▶ **Written problem**: Work out how many lines of the data hold the string "this", and reply with that number alone.

┌──

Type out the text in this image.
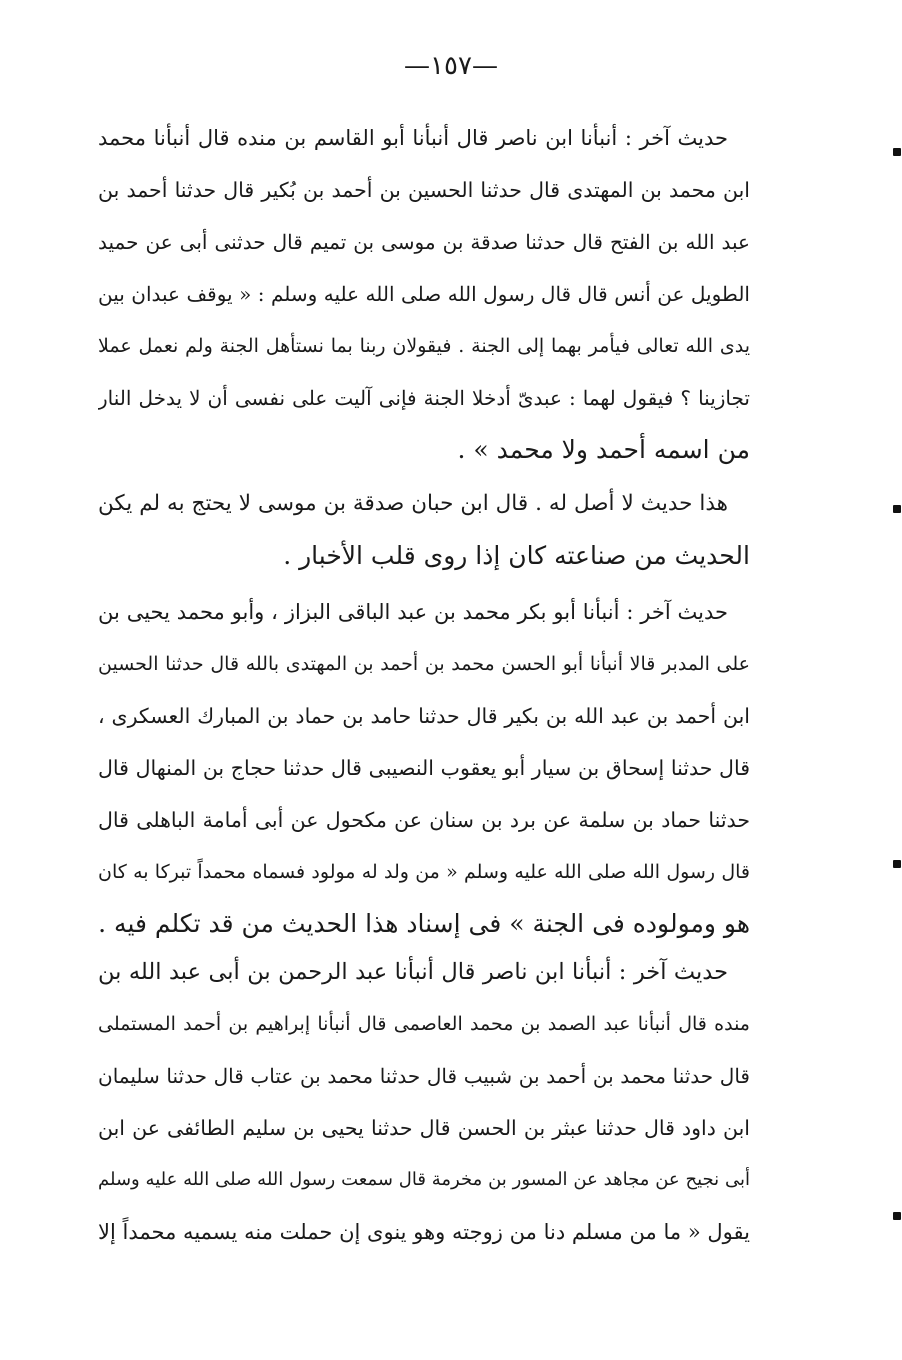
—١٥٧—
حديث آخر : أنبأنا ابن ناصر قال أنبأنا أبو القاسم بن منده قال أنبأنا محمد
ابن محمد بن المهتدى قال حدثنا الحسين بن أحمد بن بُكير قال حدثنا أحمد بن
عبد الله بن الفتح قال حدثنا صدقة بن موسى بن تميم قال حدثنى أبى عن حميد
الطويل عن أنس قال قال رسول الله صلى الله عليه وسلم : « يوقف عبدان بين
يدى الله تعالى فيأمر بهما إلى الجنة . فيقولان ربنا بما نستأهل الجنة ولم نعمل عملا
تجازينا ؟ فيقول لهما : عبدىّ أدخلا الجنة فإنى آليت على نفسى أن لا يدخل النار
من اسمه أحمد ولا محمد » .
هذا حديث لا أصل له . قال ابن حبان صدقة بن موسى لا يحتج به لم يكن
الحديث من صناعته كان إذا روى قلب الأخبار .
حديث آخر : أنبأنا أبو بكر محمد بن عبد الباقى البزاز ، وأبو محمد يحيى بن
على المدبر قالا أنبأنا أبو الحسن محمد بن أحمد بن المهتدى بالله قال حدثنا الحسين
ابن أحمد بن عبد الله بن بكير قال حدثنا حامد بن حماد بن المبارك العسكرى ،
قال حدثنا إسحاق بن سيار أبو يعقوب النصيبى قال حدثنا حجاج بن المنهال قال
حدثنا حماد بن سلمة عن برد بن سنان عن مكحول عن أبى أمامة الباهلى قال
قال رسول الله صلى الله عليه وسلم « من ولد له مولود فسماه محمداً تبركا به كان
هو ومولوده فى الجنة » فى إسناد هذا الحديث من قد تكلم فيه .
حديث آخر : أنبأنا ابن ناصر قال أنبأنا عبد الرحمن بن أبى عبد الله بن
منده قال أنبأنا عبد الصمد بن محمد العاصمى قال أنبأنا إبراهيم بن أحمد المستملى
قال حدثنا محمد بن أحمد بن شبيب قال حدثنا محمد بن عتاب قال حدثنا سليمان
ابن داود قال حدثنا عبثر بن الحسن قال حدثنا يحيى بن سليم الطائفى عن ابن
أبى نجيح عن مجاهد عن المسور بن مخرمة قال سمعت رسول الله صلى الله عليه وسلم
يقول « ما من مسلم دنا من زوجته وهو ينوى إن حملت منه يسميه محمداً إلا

└──
┌──

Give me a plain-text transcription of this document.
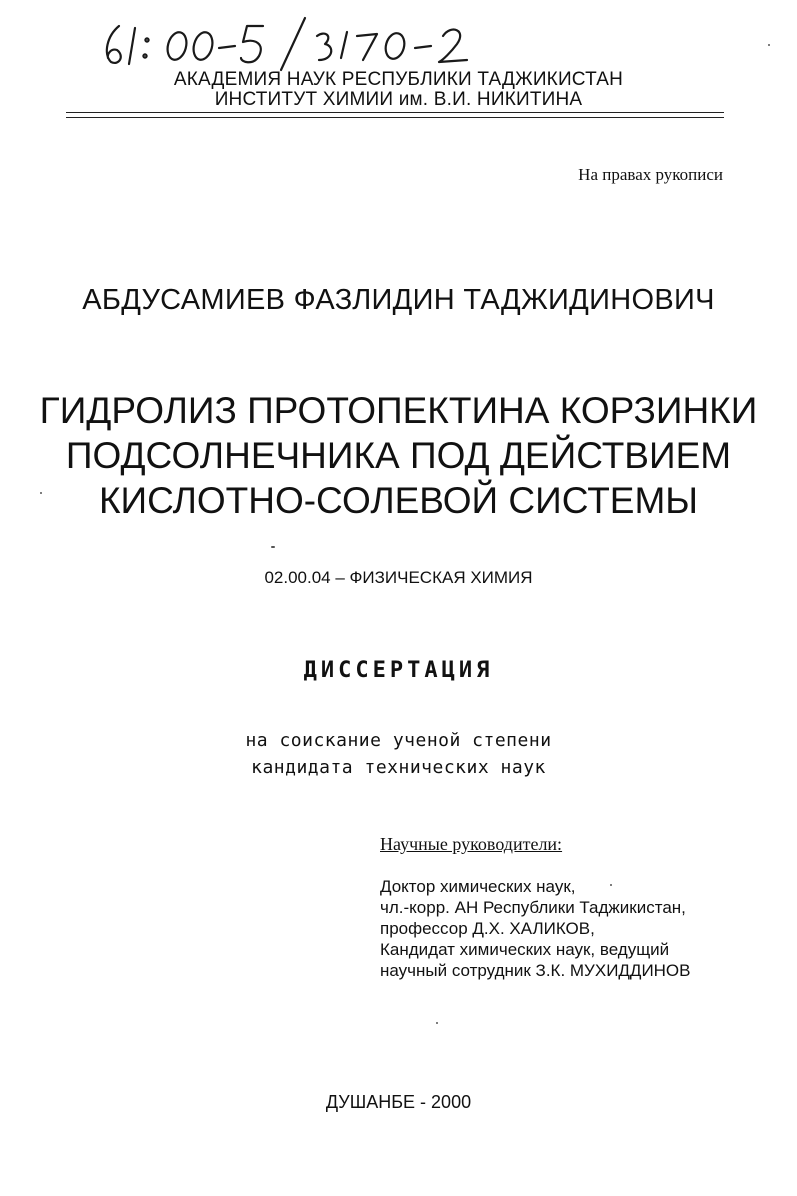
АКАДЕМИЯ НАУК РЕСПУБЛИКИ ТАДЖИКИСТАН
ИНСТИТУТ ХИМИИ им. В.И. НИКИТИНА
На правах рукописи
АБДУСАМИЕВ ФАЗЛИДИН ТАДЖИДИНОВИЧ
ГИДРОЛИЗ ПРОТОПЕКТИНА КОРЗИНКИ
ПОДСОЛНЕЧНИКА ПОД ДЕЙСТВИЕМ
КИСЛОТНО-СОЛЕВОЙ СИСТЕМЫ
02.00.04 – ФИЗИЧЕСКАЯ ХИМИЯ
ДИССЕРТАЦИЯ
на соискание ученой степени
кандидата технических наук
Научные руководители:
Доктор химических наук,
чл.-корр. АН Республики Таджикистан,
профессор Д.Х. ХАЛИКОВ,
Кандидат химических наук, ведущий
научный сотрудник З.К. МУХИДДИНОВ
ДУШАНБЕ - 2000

└──

▶ **Worked answer**: 2